■ Goal: Convert every line of the listing below into a JSON list of strings, one string per line, with blank lines and the pictures left out.

■ Records for the task:
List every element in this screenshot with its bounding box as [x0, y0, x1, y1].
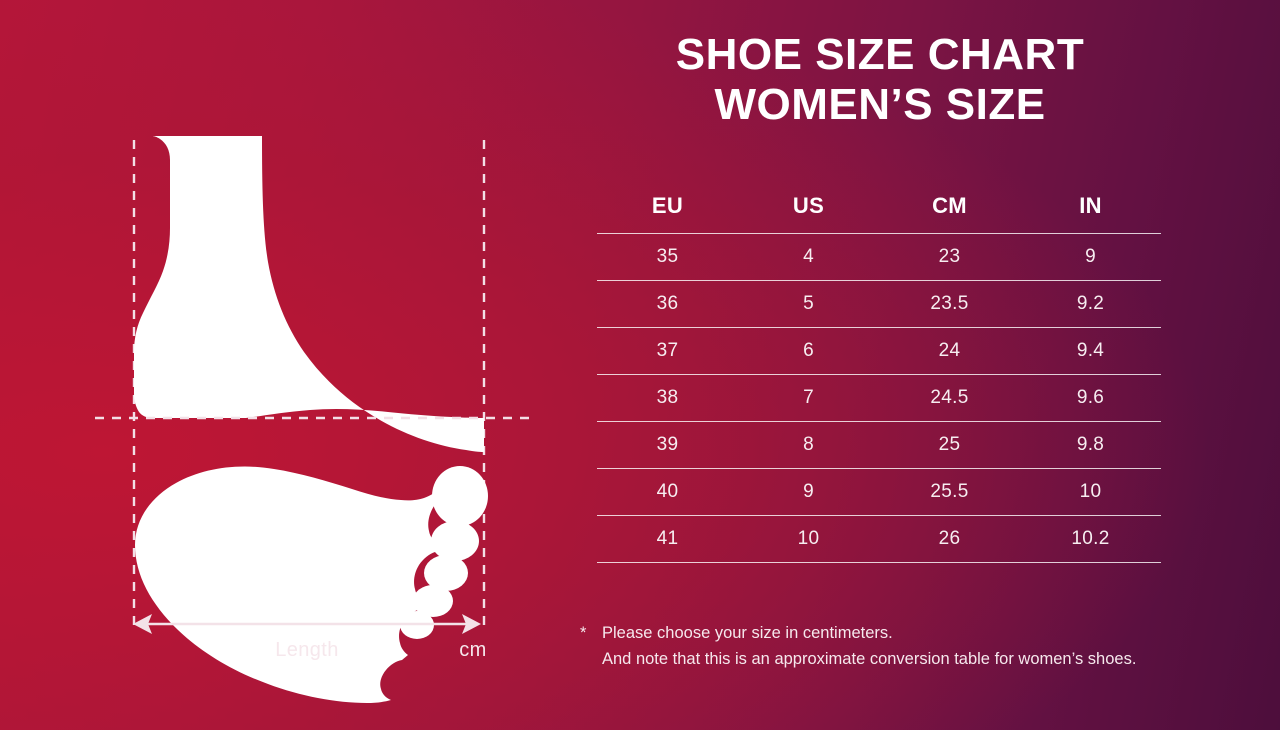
title-line-2: WOMEN’S SIZE	[714, 80, 1046, 129]
footnote-text-1: Please choose your size in centimeters.	[602, 624, 893, 642]
table-row: 38 7 24.5 9.6	[597, 374, 1161, 422]
chart-panel: SHOE SIZE CHART WOMEN’S SIZE EU US CM IN…	[575, 0, 1280, 730]
footnote-text-2: And note that this is an approximate con…	[602, 650, 1137, 668]
length-arrow-left	[133, 614, 152, 634]
cell-eu: 38	[597, 374, 738, 422]
foot-side-silhouette	[134, 136, 484, 452]
cell-cm: 25	[879, 421, 1020, 469]
cell-in: 9.4	[1020, 327, 1161, 375]
length-label: Length	[275, 639, 339, 661]
footnote-line-2: And note that this is an approximate con…	[580, 646, 1280, 672]
table-header-row: EU US CM IN	[597, 193, 1161, 234]
table-row: 37 6 24 9.4	[597, 327, 1161, 375]
foot-toe-3	[424, 555, 468, 591]
cell-in: 9.2	[1020, 280, 1161, 328]
cell-eu: 39	[597, 421, 738, 469]
cell-us: 8	[738, 421, 879, 469]
cell-eu: 37	[597, 327, 738, 375]
cell-eu: 36	[597, 280, 738, 328]
cell-in: 9.8	[1020, 421, 1161, 469]
cell-eu: 41	[597, 515, 738, 563]
length-arrow-right	[462, 614, 481, 634]
table-row: 36 5 23.5 9.2	[597, 280, 1161, 328]
cell-cm: 23.5	[879, 280, 1020, 328]
foot-toe-1	[432, 466, 488, 526]
foot-sole-silhouette	[135, 466, 450, 703]
unit-label: cm	[459, 639, 486, 661]
cell-in: 9	[1020, 233, 1161, 281]
column-header-us: US	[792, 193, 825, 218]
foot-illustration-panel: Length cm	[0, 0, 580, 730]
cell-eu: 40	[597, 468, 738, 516]
cell-us: 9	[738, 468, 879, 516]
cell-us: 6	[738, 327, 879, 375]
table-row: 35 4 23 9	[597, 233, 1161, 281]
cell-cm: 25.5	[879, 468, 1020, 516]
footnote-block: * Please choose your size in centimeters…	[580, 620, 1280, 672]
table-row: 41 10 26 10.2	[597, 515, 1161, 563]
cell-cm: 23	[879, 233, 1020, 281]
page-title: SHOE SIZE CHART WOMEN’S SIZE	[575, 30, 1185, 130]
cell-in: 10	[1020, 468, 1161, 516]
column-header-in: IN	[1079, 193, 1102, 218]
cell-us: 4	[738, 233, 879, 281]
table-row: 39 8 25 9.8	[597, 421, 1161, 469]
cell-us: 5	[738, 280, 879, 328]
cell-in: 10.2	[1020, 515, 1161, 563]
foot-toe-4	[413, 585, 453, 617]
column-header-eu: EU	[651, 193, 684, 218]
title-line-1: SHOE SIZE CHART	[675, 30, 1085, 79]
footnote-asterisk: *	[580, 624, 587, 642]
footnote-line-1: * Please choose your size in centimeters…	[580, 620, 1280, 646]
table-row: 40 9 25.5 10	[597, 468, 1161, 516]
cell-eu: 35	[597, 233, 738, 281]
cell-cm: 24	[879, 327, 1020, 375]
foot-sole-view	[135, 466, 488, 703]
cell-cm: 26	[879, 515, 1020, 563]
cell-in: 9.6	[1020, 374, 1161, 422]
cell-us: 10	[738, 515, 879, 563]
size-conversion-table: EU US CM IN 35 4 23 9 36 5	[597, 193, 1161, 563]
column-header-cm: CM	[932, 193, 967, 218]
cell-cm: 24.5	[879, 374, 1020, 422]
foot-toe-2	[431, 521, 479, 561]
cell-us: 7	[738, 374, 879, 422]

■ Task response:
[
  "List every element in this screenshot with its bounding box as [x0, y0, x1, y1].",
  "title-line-2: WOMEN’S SIZE\t[714, 80, 1046, 129]",
  "footnote-text-1: Please choose your size in centimeters.\t[602, 624, 893, 642]",
  "table-row: 38 7 24.5 9.6\t[597, 374, 1161, 422]",
  "chart-panel: SHOE SIZE CHART WOMEN’S SIZE EU US CM IN…\t[575, 0, 1280, 730]",
  "footnote-text-2: And note that this is an approximate con…\t[602, 650, 1137, 668]",
  "length-arrow-left\t[133, 614, 152, 634]",
  "cell-eu: 38\t[597, 374, 738, 422]",
  "foot-side-silhouette\t[134, 136, 484, 452]",
  "cell-cm: 25\t[879, 421, 1020, 469]",
  "cell-in: 9.4\t[1020, 327, 1161, 375]",
  "length-label: Length\t[275, 639, 339, 661]",
  "footnote-line-2: And note that this is an approximate con…\t[580, 646, 1280, 672]",
  "table-header-row: EU US CM IN\t[597, 193, 1161, 234]",
  "table-row: 37 6 24 9.4\t[597, 327, 1161, 375]",
  "foot-toe-3\t[424, 555, 468, 591]",
  "cell-in: 9.2\t[1020, 280, 1161, 328]",
  "cell-eu: 39\t[597, 421, 738, 469]",
  "cell-us: 8\t[738, 421, 879, 469]",
  "cell-eu: 37\t[597, 327, 738, 375]",
  "cell-eu: 36\t[597, 280, 738, 328]",
  "cell-in: 9.8\t[1020, 421, 1161, 469]",
  "cell-eu: 41\t[597, 515, 738, 563]",
  "length-arrow-right\t[462, 614, 481, 634]",
  "table-row: 36 5 23.5 9.2\t[597, 280, 1161, 328]",
  "cell-cm: 23.5\t[879, 280, 1020, 328]",
  "foot-toe-1\t[432, 466, 488, 526]",
  "foot-sole-silhouette\t[135, 466, 450, 703]",
  "unit-label: cm\t[459, 639, 486, 661]",
  "cell-in: 9\t[1020, 233, 1161, 281]",
  "column-header-us: US\t[792, 193, 825, 218]",
  "foot-illustration-panel: Length cm\t[0, 0, 580, 730]",
  "cell-eu: 40\t[597, 468, 738, 516]",
  "cell-us: 9\t[738, 468, 879, 516]",
  "cell-us: 6\t[738, 327, 879, 375]",
  "table-row: 35 4 23 9\t[597, 233, 1161, 281]",
  "cell-cm: 25.5\t[879, 468, 1020, 516]",
  "footnote-block: * Please choose your size in centimeters…\t[580, 620, 1280, 672]",
  "table-row: 41 10 26 10.2\t[597, 515, 1161, 563]",
  "cell-cm: 23\t[879, 233, 1020, 281]",
  "page-title: SHOE SIZE CHART WOMEN’S SIZE\t[575, 30, 1185, 130]",
  "cell-in: 10\t[1020, 468, 1161, 516]",
  "column-header-in: IN\t[1079, 193, 1102, 218]",
  "cell-us: 4\t[738, 233, 879, 281]",
  "table-row: 39 8 25 9.8\t[597, 421, 1161, 469]",
  "cell-us: 5\t[738, 280, 879, 328]",
  "cell-in: 10.2\t[1020, 515, 1161, 563]",
  "foot-toe-4\t[413, 585, 453, 617]",
  "column-header-eu: EU\t[651, 193, 684, 218]",
  "title-line-1: SHOE SIZE CHART\t[675, 30, 1085, 79]",
  "footnote-asterisk: *\t[580, 624, 587, 642]",
  "footnote-line-1: * Please choose your size in centimeters…\t[580, 620, 1280, 646]",
  "table-row: 40 9 25.5 10\t[597, 468, 1161, 516]",
  "cell-eu: 35\t[597, 233, 738, 281]",
  "cell-cm: 24\t[879, 327, 1020, 375]",
  "foot-sole-view\t[135, 466, 488, 703]",
  "cell-cm: 26\t[879, 515, 1020, 563]",
  "cell-in: 9.6\t[1020, 374, 1161, 422]",
  "cell-us: 10\t[738, 515, 879, 563]",
  "size-conversion-table: EU US CM IN 35 4 23 9 36 5\t[597, 193, 1161, 563]",
  "column-header-cm: CM\t[932, 193, 967, 218]",
  "cell-cm: 24.5\t[879, 374, 1020, 422]",
  "foot-toe-2\t[431, 521, 479, 561]",
  "cell-us: 7\t[738, 374, 879, 422]"
]